» Work to be completed: Check each line below for "срока" and report how many have it, nothing else.

Dataset rows
_ _ _ _ _ _ _
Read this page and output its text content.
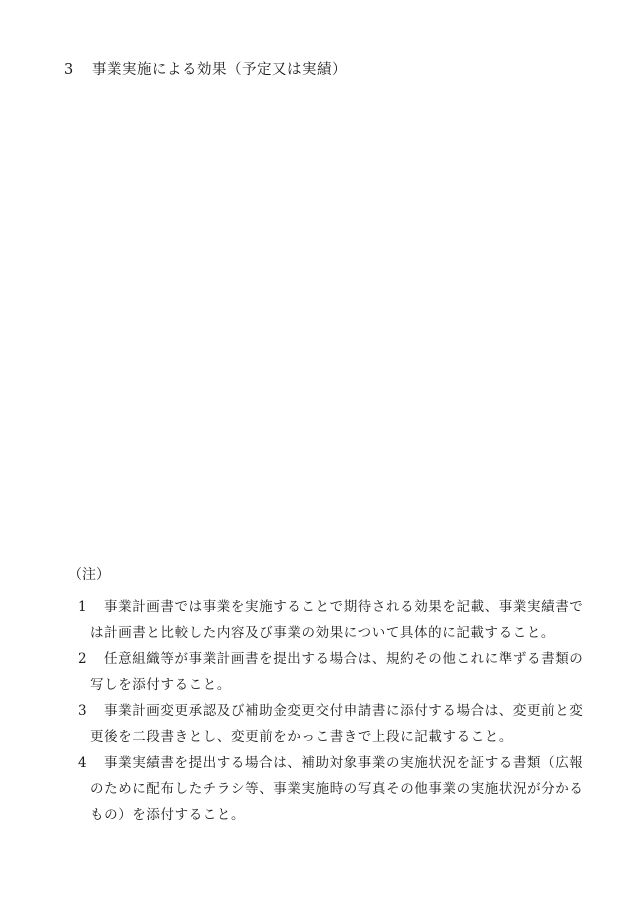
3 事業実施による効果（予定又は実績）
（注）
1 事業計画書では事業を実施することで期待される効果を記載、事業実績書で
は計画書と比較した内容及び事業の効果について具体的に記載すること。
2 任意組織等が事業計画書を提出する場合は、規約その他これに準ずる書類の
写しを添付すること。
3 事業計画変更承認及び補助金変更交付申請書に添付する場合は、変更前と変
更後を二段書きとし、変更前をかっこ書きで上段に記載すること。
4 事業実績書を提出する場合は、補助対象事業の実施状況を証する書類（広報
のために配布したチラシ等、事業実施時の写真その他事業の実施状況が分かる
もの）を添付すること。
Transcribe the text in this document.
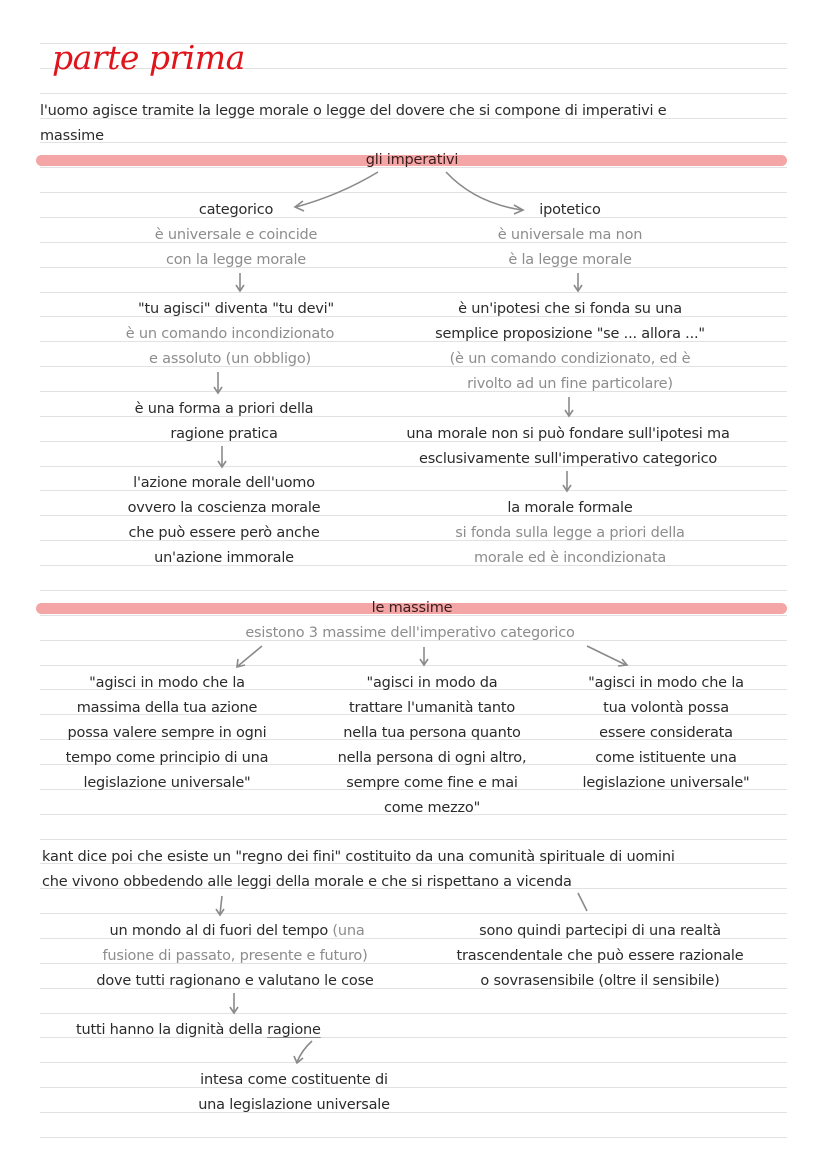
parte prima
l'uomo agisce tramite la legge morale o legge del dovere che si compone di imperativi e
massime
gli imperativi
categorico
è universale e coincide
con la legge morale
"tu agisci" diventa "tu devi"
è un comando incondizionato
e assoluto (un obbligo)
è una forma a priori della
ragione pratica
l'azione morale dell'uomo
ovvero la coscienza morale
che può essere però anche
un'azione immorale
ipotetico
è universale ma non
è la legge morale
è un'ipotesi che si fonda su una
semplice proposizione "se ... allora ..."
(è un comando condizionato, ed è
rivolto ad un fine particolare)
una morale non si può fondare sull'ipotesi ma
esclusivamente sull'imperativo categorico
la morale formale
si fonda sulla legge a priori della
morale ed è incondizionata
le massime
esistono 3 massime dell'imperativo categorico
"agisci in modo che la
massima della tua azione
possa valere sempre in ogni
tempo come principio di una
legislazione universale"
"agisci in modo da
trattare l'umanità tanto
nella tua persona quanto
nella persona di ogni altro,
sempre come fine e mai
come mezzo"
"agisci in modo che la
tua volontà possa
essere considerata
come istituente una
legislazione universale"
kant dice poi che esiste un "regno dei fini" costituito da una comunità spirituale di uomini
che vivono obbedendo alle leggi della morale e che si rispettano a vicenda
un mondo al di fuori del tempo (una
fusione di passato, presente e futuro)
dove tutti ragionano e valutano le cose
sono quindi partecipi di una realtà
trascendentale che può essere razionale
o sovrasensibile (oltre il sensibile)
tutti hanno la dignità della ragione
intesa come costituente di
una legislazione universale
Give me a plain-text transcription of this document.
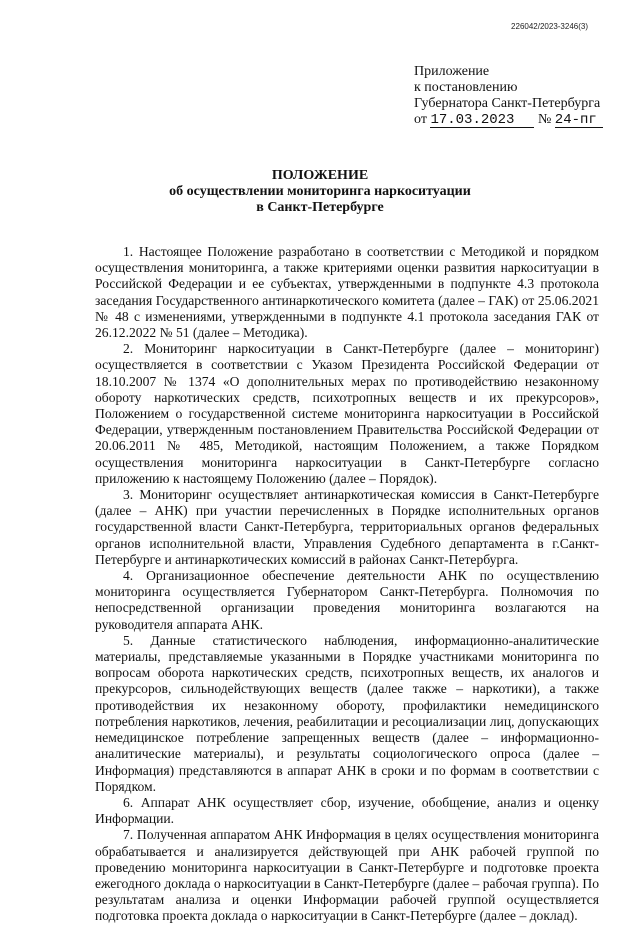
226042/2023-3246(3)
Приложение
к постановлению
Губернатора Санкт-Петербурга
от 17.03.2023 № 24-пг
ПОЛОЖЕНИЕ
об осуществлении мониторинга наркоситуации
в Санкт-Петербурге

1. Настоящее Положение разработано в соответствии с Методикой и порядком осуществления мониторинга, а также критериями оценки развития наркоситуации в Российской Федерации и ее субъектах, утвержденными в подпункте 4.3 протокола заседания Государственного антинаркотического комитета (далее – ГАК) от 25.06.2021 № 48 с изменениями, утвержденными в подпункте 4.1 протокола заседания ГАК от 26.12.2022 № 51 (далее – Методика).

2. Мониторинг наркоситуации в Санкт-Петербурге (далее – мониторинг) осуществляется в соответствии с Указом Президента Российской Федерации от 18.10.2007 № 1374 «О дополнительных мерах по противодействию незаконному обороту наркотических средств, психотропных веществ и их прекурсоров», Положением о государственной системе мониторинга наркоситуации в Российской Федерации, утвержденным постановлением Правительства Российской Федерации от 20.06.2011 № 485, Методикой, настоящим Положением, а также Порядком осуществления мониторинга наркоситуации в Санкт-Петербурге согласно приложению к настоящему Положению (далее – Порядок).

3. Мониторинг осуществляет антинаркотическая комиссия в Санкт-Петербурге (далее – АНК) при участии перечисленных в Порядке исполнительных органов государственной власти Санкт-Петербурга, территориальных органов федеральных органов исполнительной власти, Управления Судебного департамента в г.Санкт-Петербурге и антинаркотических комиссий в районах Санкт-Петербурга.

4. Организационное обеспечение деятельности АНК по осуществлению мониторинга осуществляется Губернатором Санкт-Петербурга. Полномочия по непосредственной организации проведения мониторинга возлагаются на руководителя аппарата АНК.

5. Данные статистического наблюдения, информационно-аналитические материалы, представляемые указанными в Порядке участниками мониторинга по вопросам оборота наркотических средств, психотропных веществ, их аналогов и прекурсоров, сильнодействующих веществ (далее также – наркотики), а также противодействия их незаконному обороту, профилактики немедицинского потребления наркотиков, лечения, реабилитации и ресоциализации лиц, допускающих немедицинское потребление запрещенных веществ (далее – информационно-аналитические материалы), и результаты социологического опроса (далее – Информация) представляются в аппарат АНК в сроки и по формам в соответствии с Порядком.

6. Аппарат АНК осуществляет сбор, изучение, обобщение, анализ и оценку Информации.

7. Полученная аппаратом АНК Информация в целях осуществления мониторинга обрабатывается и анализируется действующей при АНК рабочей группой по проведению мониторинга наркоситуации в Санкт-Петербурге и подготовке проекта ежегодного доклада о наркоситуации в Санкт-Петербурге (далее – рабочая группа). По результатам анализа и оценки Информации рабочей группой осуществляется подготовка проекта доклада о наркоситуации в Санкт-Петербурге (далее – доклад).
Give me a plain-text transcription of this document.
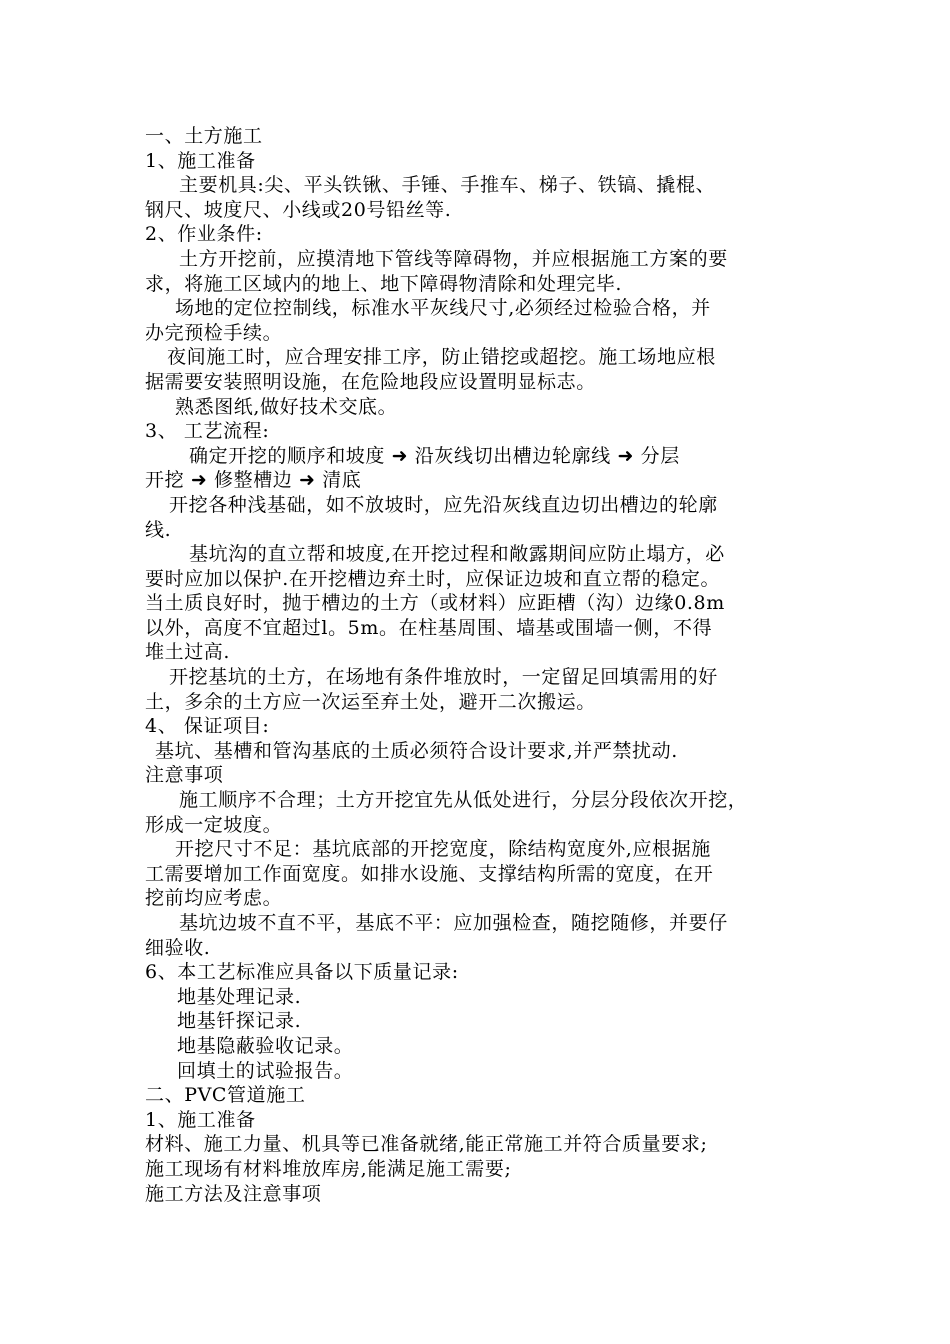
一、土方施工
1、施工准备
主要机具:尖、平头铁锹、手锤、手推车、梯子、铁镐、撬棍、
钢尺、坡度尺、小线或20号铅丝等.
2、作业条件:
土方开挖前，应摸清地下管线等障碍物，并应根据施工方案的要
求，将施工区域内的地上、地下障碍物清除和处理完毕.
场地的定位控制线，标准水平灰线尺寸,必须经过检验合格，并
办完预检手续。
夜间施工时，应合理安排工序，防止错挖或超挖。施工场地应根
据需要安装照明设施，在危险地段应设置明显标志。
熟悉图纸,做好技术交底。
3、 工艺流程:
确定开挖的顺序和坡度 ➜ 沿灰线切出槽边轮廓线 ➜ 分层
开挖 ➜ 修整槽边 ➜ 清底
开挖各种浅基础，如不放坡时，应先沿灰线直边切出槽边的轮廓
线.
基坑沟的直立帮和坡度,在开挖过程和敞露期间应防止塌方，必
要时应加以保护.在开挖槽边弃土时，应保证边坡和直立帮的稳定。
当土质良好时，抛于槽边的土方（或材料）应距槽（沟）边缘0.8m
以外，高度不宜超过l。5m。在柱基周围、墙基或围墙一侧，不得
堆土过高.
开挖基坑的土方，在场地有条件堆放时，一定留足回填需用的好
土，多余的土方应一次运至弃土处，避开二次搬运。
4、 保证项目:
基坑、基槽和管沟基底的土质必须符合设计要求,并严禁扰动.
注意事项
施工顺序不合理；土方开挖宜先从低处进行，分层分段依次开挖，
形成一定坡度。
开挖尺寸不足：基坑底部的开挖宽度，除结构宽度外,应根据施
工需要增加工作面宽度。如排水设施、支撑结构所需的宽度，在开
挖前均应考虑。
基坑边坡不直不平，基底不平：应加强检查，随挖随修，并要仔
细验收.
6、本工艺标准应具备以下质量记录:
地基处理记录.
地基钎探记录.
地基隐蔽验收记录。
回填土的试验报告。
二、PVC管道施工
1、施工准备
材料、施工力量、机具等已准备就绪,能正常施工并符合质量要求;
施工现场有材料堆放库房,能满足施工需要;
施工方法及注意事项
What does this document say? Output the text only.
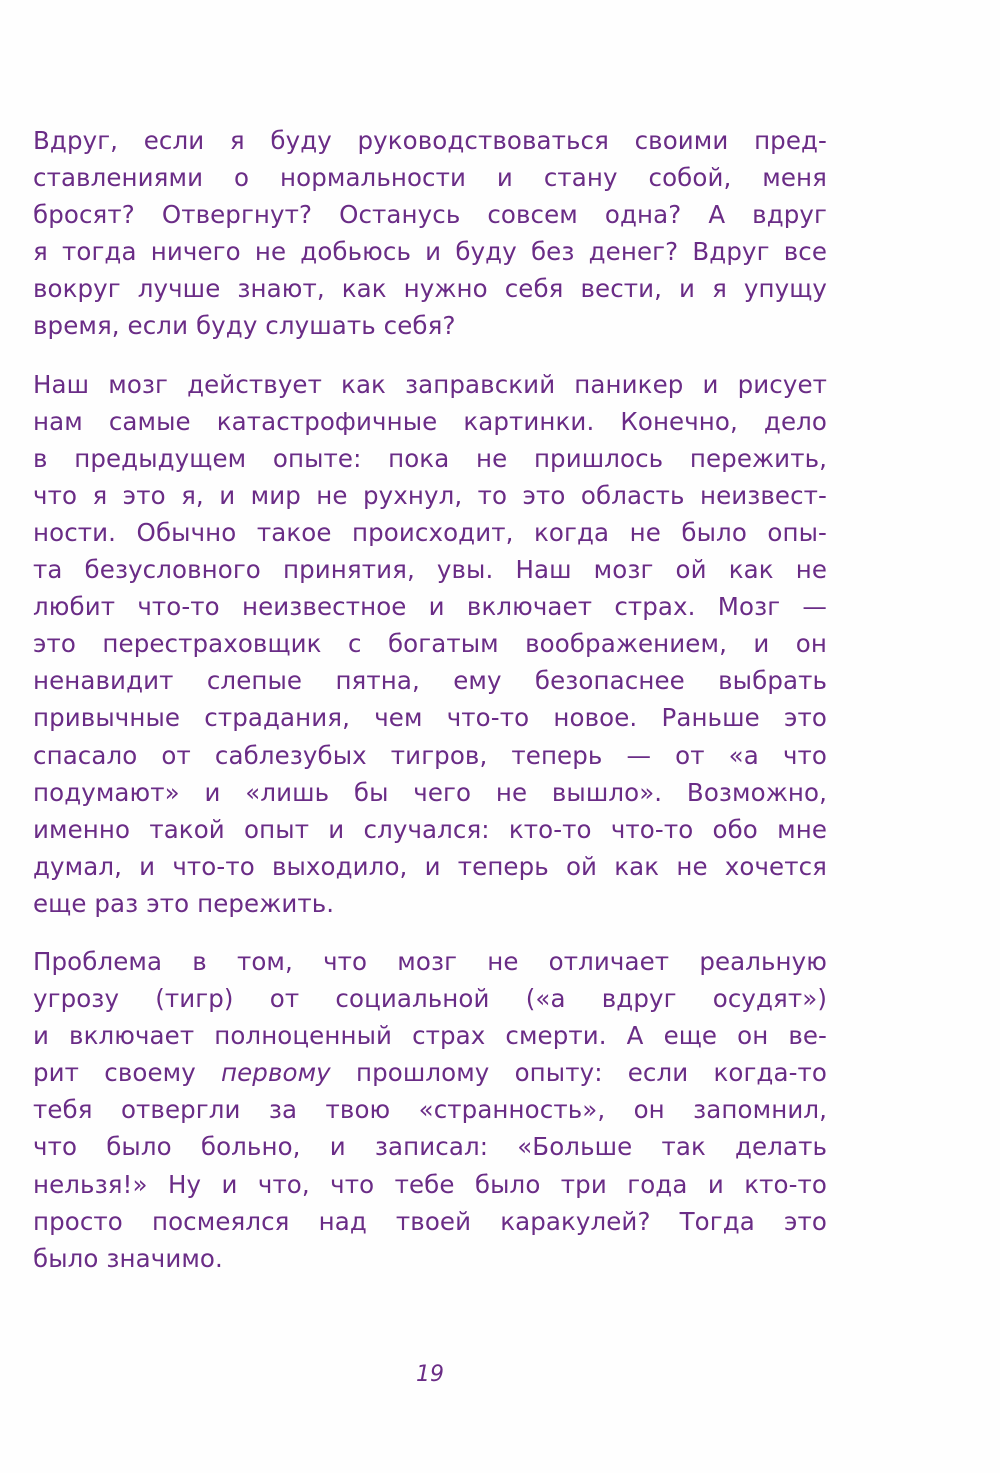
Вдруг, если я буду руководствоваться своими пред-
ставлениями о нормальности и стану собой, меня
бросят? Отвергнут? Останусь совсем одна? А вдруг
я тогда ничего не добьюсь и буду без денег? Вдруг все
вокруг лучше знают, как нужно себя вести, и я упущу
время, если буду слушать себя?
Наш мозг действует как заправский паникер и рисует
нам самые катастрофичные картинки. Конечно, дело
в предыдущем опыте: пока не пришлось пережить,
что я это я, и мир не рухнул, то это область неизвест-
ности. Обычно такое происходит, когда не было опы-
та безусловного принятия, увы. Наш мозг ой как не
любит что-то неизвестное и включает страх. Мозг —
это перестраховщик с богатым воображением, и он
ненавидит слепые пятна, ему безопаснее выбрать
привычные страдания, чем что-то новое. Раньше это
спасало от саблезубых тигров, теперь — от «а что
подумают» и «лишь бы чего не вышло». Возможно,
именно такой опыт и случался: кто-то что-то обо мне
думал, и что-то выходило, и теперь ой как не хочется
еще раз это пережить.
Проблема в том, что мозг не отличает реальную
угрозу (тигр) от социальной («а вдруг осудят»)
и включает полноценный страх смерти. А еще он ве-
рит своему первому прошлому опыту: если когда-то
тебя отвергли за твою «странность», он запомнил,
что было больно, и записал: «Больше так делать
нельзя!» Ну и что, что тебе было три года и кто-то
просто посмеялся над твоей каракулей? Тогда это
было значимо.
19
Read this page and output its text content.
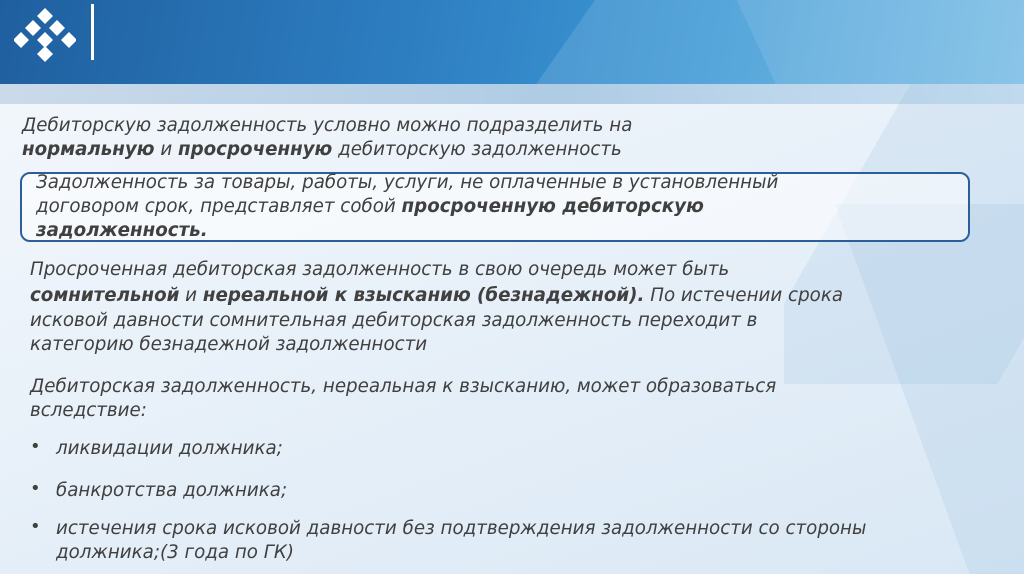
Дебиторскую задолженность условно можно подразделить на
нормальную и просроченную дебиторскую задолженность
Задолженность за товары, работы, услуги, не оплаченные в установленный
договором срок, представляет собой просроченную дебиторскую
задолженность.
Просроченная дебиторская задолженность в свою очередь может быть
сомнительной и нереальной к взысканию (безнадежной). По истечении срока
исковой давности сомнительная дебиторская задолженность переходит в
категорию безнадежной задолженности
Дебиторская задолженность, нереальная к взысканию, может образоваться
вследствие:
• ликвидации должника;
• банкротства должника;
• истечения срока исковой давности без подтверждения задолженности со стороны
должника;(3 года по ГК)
_ _ _ _ _ _ _
» Output for this exercise: 2